───── Document text ─────

What I did was: for each position $$$i$$$, I have some options. Keep the value of $$$v[i]$$$ the same or for each $$$j$$$ $$$(i - 2 \le j \le i + 2)$$$, assign $$$v[i] = v[j] + 1$$$ or $$$v[i] = v[j] - 1$$$ or $$$v[i] = v[j]$$$.
Therefore, I just have to iterate over all these possibilities and see which one is the best.
Note that for each possibilty, I just need to recalculate the answer in the interval $$$[i - 2, i + 2]$$$.
My code: https://mirror.codeforces.com/contest/1467/submission/103779093
is my idea for B totally wrong ? We can at most decrease the hills and valleys by 3 because at most we can affect 2 hills and one valley or 2 valleys and one hill how could I be wrong about that
Can most decrease by 3 — correct.
Code with too much ifs must not exist never. Sure thing either one case is missing or misprinted.
I guess there's a stupid bug in my code that I didn't notice the idea is correct
yes but when you have a hill and valley adjacent, flattening a valley may give rise to a new valley eg: 15 10 5 20 17, here when you try to get rid of valley 5 , you must make it >=20 but that would make 10 a new valley
Yeah I tried to change the hill or valley to one of the two adjacent values and took the best change
my code is just terrible I should have found a better way to code it
Well that part isn't wrong
This contest was a trap. :))
Another Div 1.5 Contest.
Those who submitted A and B in one go without wrong answer on pretest 3. Hats off to their accuracy.
Rozen Maiden one-two finish with Suiseiseki :)
:)
Next time Don't believe on a new setter too Quickly!!!:(
Dude, he is making contests, actually making actual contribution to the community. What have you done to do the same? It's pathetic to see the entitlement which participants seem to have. Even I had a terrible contest, but I wouldn't take it out on the authors. Try to give constructive criticism, if possible or don't comment at all :)
Very weak pretests for C :(
don't worry, be happy
The contest is fun and annoying at the same time as "WA on pretest 3", corner cases killed my rating :)) Anyway, I like it :D
why contest div2 was too hard ???
What type of div2B has <30% passing rate smh
Yeah, many people got stuck on QB... QC is relatively easier imo
If you don't spend a lot of time on B, that is...

───── Dataset ─────

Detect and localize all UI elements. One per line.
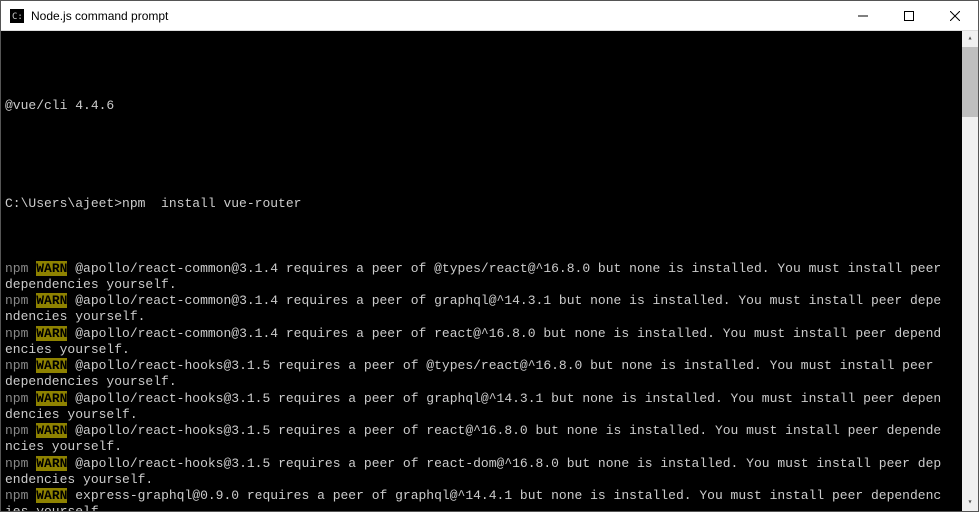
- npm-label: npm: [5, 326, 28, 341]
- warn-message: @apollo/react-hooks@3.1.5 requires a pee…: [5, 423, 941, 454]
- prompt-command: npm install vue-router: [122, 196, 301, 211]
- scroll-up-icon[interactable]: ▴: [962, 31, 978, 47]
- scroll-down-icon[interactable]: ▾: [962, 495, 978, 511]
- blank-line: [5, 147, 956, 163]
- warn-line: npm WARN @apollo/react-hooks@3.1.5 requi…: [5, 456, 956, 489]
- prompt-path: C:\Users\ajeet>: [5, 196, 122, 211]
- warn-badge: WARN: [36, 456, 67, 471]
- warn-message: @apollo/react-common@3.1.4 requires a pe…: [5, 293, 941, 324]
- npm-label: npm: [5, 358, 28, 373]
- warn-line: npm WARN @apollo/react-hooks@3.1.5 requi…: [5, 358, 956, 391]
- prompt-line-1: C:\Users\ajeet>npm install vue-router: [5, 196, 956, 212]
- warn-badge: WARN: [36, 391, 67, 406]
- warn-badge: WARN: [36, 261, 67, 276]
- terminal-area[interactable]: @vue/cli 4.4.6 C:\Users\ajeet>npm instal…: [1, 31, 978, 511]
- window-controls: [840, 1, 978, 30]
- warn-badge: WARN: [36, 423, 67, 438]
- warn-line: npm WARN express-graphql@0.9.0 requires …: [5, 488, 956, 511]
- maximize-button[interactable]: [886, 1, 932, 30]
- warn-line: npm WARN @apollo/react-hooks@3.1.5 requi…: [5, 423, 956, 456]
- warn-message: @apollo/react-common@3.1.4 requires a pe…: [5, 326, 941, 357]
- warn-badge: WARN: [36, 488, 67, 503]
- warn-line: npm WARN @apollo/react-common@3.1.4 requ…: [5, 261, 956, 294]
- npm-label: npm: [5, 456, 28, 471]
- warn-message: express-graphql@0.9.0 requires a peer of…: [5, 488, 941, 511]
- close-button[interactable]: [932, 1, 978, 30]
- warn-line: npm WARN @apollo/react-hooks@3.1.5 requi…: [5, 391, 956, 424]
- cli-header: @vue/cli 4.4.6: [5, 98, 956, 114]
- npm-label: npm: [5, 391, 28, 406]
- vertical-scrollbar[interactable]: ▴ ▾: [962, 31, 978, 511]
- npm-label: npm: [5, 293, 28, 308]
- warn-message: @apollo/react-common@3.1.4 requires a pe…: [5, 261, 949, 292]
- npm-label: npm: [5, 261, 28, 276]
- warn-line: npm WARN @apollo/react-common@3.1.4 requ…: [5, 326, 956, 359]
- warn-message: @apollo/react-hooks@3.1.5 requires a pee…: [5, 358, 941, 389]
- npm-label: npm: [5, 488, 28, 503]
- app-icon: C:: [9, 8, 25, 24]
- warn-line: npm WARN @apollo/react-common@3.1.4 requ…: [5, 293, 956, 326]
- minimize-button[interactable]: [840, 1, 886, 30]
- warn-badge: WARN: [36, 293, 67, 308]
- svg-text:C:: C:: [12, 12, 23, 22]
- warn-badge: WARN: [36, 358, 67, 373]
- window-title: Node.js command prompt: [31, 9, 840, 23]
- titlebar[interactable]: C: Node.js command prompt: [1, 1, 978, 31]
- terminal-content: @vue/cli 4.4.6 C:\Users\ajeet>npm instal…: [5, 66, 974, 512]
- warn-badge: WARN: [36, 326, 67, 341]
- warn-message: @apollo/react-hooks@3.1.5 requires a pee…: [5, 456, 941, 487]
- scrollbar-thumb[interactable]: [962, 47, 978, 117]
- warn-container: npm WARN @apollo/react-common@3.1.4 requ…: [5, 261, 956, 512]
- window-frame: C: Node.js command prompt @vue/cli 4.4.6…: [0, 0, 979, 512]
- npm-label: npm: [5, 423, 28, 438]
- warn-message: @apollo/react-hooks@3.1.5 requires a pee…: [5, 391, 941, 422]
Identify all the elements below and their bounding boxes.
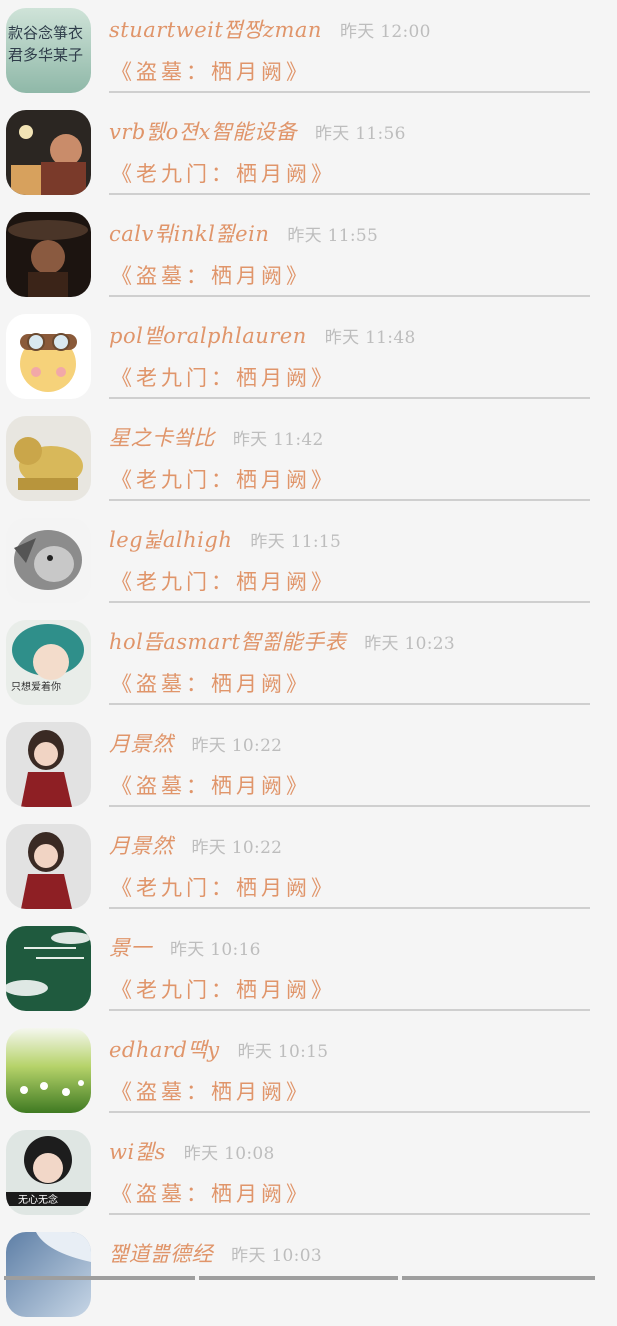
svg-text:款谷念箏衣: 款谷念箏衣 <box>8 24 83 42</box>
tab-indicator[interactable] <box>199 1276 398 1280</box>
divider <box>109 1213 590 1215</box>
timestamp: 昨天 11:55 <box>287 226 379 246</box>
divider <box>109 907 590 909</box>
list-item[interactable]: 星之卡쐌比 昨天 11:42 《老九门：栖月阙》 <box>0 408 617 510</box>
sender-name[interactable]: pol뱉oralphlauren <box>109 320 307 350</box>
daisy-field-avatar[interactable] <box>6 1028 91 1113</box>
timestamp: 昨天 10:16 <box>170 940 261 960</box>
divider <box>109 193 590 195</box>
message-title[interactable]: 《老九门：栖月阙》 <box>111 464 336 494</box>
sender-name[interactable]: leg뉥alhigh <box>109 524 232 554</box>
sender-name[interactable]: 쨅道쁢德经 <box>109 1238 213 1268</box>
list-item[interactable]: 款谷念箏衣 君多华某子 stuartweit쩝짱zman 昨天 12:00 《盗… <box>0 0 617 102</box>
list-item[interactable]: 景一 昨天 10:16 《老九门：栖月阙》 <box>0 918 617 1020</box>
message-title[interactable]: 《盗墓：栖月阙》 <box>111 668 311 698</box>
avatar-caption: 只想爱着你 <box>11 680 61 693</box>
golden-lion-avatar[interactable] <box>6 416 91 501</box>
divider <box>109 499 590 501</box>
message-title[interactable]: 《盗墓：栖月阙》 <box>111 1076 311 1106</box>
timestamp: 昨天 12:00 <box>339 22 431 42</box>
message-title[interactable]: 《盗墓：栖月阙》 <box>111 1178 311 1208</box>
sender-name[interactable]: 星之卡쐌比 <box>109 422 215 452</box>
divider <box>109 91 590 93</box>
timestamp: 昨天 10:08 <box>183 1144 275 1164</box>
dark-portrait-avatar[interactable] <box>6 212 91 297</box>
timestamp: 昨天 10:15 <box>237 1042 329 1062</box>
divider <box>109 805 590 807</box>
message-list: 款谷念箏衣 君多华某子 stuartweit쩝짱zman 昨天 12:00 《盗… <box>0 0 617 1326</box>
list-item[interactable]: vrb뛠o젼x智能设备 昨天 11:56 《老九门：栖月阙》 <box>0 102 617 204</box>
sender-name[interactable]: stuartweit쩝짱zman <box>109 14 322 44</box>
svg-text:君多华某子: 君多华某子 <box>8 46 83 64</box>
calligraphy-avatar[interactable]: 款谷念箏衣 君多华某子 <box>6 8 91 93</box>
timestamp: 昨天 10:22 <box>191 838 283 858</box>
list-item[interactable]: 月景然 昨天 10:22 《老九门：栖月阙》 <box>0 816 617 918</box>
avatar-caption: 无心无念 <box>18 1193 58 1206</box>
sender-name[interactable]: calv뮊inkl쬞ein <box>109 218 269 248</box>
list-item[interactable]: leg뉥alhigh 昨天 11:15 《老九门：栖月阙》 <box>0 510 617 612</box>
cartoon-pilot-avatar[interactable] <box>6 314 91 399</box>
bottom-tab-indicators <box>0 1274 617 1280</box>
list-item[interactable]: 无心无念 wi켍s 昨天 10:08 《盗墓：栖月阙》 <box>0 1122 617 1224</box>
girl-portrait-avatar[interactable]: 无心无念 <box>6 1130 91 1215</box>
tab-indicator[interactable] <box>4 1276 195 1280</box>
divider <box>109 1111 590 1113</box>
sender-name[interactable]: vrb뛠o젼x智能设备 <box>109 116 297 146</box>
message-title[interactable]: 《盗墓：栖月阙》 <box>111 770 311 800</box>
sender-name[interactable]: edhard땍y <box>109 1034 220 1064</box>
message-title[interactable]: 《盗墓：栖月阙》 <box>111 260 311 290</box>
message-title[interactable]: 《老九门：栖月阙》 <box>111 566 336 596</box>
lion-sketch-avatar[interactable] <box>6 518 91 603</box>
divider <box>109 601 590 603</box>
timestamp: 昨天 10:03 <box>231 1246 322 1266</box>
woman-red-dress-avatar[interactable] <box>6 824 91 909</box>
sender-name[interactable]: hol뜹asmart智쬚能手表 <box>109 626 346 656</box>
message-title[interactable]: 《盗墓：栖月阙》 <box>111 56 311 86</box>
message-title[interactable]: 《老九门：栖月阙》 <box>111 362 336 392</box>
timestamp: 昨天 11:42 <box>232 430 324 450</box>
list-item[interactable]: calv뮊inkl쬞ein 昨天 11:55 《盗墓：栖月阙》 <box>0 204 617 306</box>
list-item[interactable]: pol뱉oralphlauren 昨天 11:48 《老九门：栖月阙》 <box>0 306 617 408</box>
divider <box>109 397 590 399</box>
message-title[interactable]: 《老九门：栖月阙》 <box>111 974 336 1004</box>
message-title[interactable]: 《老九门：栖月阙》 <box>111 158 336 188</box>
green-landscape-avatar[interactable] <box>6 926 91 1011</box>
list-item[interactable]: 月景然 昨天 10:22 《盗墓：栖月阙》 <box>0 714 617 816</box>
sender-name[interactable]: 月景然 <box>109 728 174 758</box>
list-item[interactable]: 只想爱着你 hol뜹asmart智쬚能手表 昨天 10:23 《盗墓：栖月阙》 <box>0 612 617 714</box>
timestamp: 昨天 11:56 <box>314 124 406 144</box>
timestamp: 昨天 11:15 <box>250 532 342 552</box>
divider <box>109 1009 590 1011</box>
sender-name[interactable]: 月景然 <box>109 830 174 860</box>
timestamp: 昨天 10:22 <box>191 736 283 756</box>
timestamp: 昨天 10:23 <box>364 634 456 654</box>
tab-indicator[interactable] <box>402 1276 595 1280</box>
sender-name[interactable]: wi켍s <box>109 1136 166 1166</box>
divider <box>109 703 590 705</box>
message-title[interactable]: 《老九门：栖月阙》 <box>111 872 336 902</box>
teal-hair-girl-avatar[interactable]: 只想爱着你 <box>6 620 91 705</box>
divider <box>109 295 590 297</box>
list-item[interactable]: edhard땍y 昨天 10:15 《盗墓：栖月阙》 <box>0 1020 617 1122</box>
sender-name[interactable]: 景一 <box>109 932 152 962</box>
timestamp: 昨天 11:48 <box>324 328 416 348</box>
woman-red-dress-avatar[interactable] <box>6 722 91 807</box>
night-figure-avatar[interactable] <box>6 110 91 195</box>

─────

Problems:
[A] According to the contest discussion, are these statements correct? (i) One commenter calls the pretests for C very weak. (ii) A commenter considers problem C harder than problem B. (iii) A reply agrees that hills and valleys can be decreased by at most 3. For each, answer yes or no and quote the words that decide it.
[B] In the contest discussion, what sequence of numbers is given to show that flattening a valley can create a new valley?

Answers given:
[A]
(i) Yes: "Very weak pretests for C :("
(ii) No: "QC is relatively easier imo"
(iii) Yes: "Can most decrease by 3 — correct."

[B] 15 10 5 20 17